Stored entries
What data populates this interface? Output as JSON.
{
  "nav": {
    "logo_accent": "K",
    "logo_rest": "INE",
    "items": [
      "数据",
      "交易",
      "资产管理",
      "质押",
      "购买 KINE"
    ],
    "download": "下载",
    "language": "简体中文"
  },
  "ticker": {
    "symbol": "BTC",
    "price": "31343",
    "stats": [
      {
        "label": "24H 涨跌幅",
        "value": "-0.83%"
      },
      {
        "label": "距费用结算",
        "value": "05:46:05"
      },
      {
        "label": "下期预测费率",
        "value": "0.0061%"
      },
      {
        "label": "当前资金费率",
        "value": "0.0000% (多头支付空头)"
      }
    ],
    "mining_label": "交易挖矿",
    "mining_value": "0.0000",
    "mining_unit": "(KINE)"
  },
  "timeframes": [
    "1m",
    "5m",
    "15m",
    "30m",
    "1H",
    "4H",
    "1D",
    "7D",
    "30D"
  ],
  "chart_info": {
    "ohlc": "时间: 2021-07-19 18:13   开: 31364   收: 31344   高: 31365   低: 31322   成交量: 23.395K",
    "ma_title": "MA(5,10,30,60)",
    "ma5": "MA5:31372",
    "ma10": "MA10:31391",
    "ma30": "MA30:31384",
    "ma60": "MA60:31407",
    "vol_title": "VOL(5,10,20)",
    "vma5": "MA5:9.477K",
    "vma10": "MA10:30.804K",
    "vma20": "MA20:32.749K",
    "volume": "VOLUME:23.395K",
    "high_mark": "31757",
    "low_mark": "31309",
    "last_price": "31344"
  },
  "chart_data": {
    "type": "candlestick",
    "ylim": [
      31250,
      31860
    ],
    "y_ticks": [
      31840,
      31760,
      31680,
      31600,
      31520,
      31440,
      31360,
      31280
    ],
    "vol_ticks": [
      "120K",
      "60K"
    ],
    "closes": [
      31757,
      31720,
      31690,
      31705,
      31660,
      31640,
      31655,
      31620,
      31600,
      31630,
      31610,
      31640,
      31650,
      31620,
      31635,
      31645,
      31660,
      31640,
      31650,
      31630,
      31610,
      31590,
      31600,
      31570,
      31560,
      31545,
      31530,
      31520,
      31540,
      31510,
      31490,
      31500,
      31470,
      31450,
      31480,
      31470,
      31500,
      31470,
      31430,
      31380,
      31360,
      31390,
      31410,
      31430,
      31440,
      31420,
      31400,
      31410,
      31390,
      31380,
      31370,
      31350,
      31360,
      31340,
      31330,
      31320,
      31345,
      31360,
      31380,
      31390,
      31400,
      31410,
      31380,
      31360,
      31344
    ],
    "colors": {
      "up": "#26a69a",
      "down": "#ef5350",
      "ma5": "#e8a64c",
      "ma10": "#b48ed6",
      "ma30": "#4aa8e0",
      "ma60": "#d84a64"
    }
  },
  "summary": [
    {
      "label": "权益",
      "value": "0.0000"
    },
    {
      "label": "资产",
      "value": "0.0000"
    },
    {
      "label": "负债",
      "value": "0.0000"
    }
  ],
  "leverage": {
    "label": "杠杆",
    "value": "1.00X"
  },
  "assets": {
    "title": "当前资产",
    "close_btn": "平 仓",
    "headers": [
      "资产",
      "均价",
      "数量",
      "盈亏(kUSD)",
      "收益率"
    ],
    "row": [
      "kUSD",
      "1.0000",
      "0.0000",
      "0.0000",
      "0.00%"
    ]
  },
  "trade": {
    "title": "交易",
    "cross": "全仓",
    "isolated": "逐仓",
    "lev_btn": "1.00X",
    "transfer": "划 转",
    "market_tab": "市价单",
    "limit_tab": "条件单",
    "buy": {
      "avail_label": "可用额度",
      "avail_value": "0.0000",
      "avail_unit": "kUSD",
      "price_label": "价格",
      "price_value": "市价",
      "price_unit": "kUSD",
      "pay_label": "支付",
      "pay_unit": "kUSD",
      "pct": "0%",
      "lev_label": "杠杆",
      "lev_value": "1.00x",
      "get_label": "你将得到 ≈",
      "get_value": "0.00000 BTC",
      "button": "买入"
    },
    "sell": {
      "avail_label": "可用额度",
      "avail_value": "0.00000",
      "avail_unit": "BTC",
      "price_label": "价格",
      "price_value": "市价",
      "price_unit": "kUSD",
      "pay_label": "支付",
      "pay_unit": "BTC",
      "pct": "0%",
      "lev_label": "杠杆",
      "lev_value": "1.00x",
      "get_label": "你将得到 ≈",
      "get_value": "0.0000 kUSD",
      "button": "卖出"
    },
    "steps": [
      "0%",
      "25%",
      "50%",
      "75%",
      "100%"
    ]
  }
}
...
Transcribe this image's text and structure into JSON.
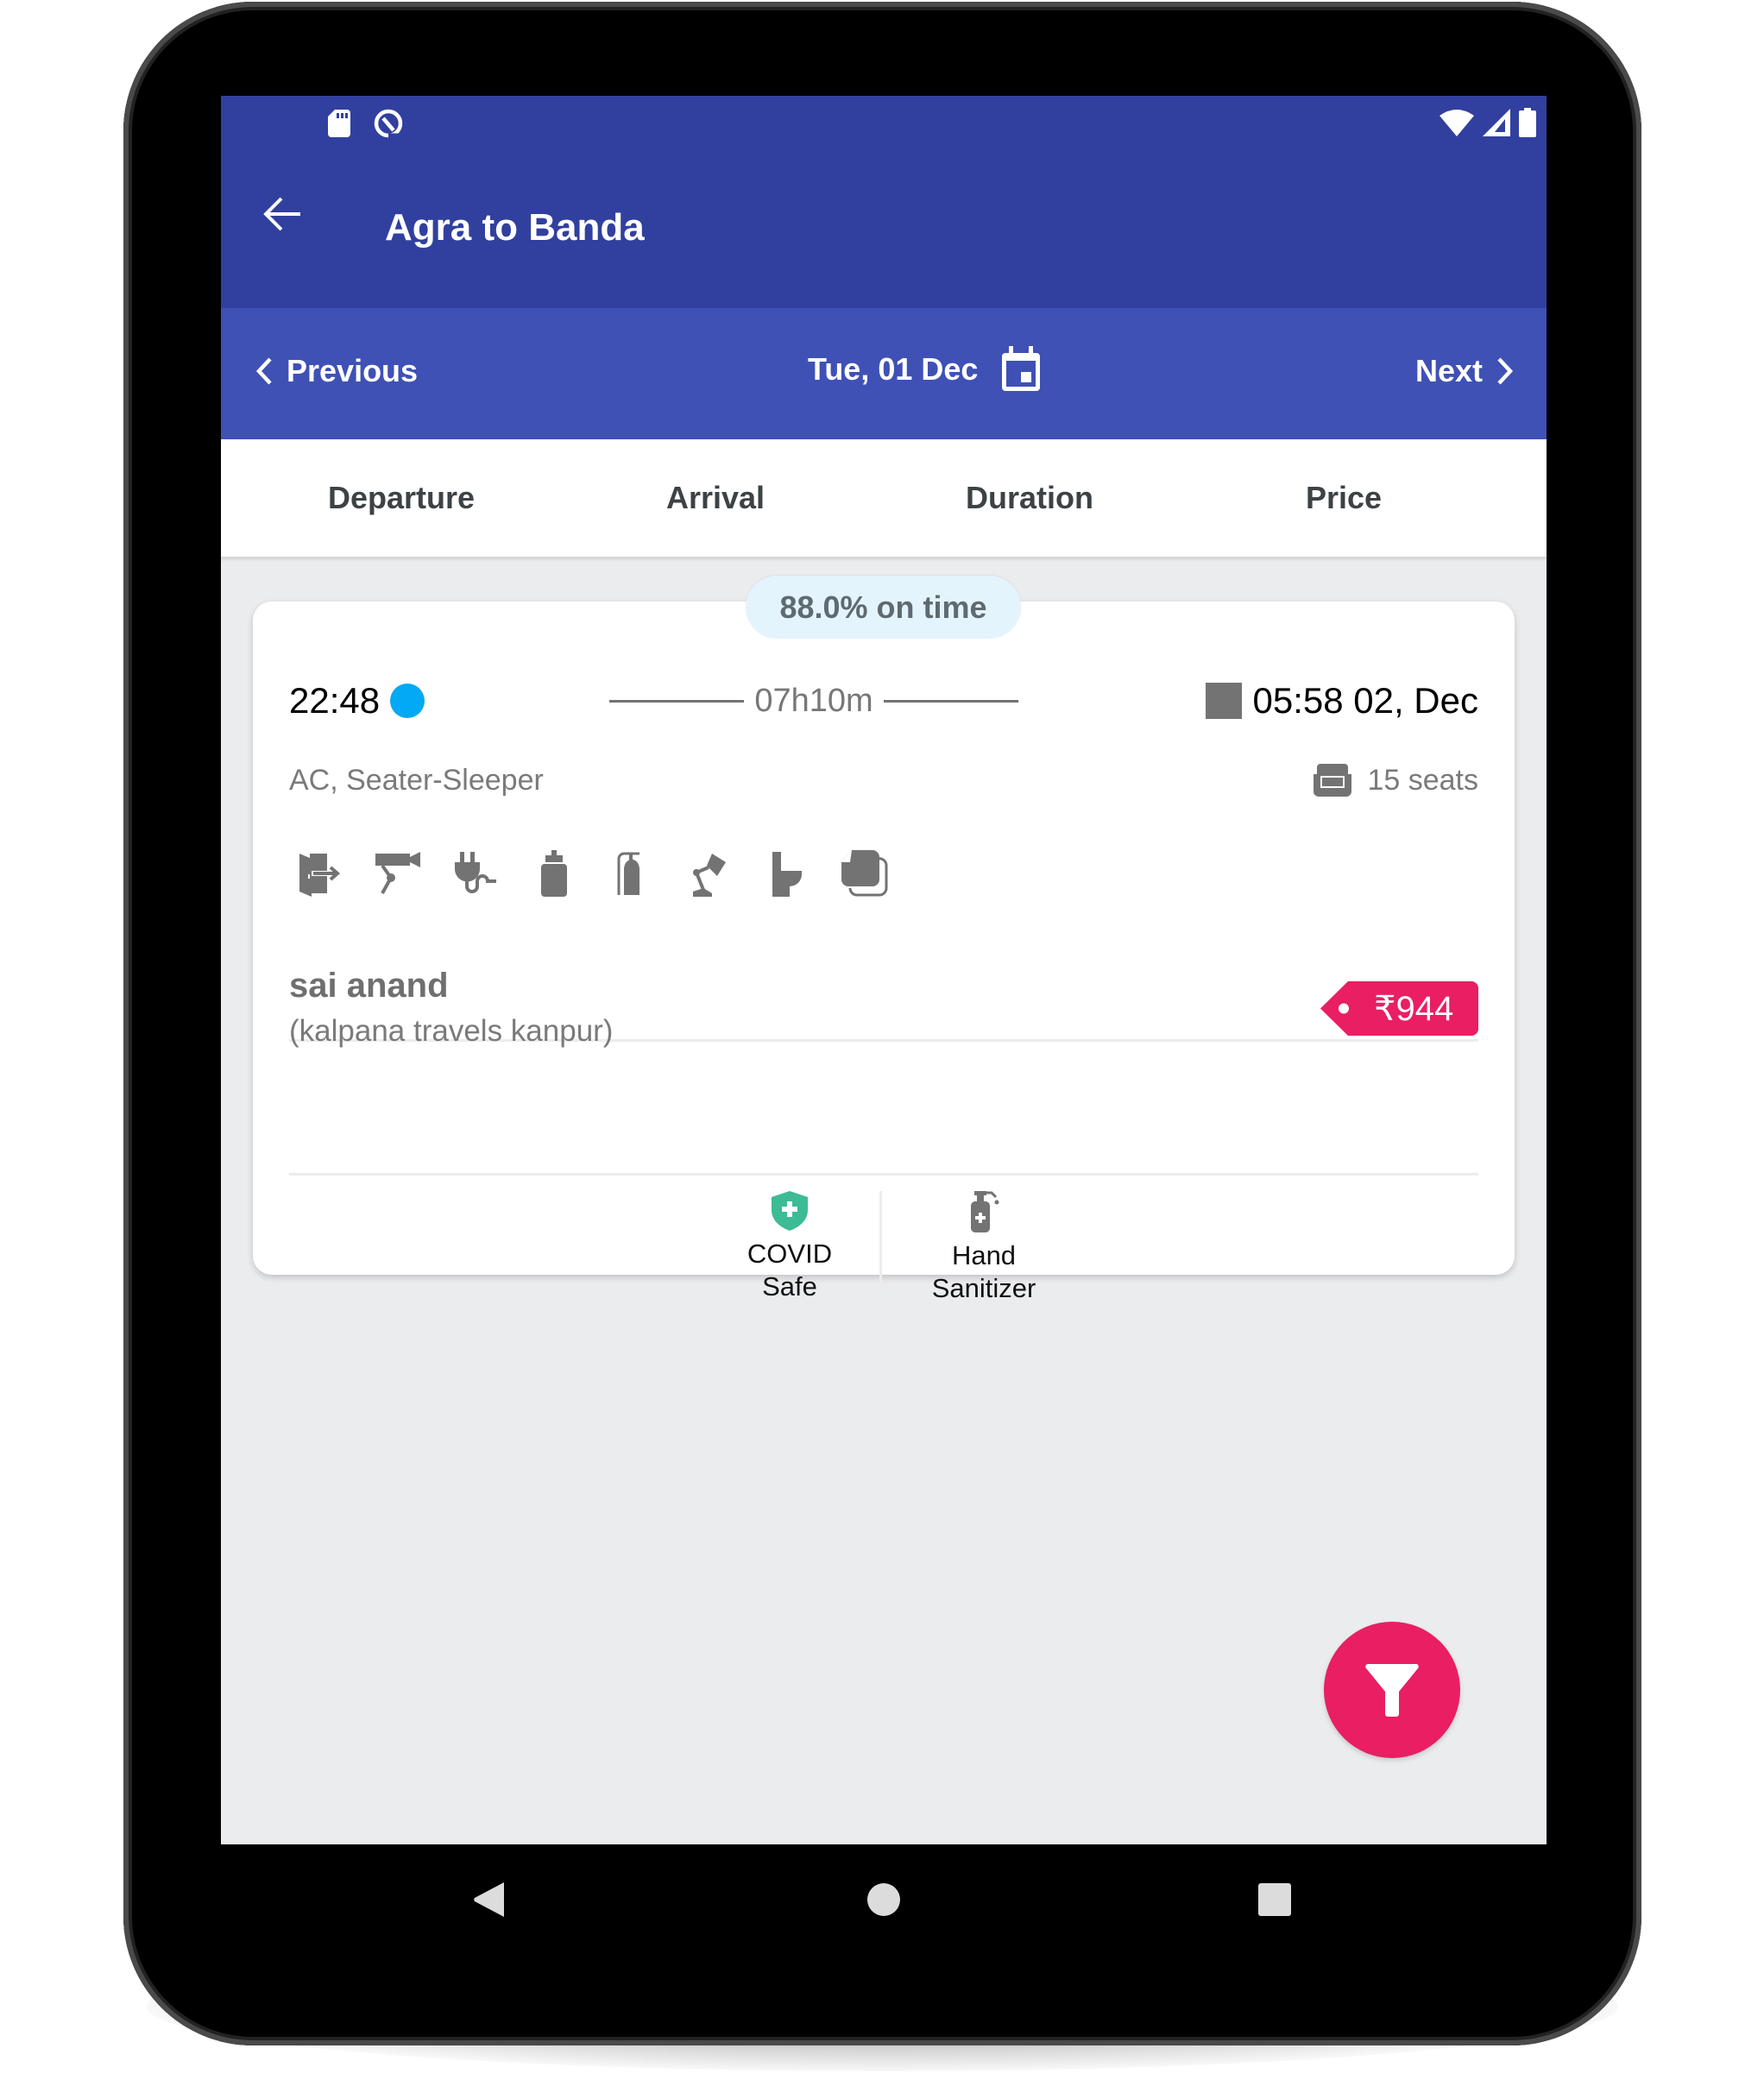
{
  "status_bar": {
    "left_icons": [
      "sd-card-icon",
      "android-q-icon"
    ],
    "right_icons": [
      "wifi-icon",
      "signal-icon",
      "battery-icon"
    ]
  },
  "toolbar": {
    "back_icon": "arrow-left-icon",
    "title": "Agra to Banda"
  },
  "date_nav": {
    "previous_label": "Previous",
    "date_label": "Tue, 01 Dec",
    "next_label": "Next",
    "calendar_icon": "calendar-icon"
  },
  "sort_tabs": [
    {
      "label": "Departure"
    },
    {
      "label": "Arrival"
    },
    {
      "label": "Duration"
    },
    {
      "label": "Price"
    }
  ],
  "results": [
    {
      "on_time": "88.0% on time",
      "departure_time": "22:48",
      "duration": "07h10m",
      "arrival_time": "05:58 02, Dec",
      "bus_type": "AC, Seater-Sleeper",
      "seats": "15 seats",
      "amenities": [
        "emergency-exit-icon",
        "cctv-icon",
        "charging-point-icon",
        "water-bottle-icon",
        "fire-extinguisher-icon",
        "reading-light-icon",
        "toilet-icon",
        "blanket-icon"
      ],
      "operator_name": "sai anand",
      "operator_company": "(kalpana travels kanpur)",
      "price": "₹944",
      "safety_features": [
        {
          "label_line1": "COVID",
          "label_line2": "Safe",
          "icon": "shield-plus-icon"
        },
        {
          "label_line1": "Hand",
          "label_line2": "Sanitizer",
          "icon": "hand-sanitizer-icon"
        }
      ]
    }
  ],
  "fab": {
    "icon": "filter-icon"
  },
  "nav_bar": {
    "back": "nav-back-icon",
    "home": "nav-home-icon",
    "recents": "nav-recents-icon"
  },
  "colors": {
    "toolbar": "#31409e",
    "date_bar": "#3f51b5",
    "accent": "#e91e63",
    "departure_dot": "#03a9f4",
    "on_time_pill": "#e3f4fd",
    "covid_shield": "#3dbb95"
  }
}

** The exercise **
Select the lines that carry the string "JSON" and copy them.

** Task answer **
What data populates this interface? Output as JSON.
Transcribe this image's text and structure into JSON.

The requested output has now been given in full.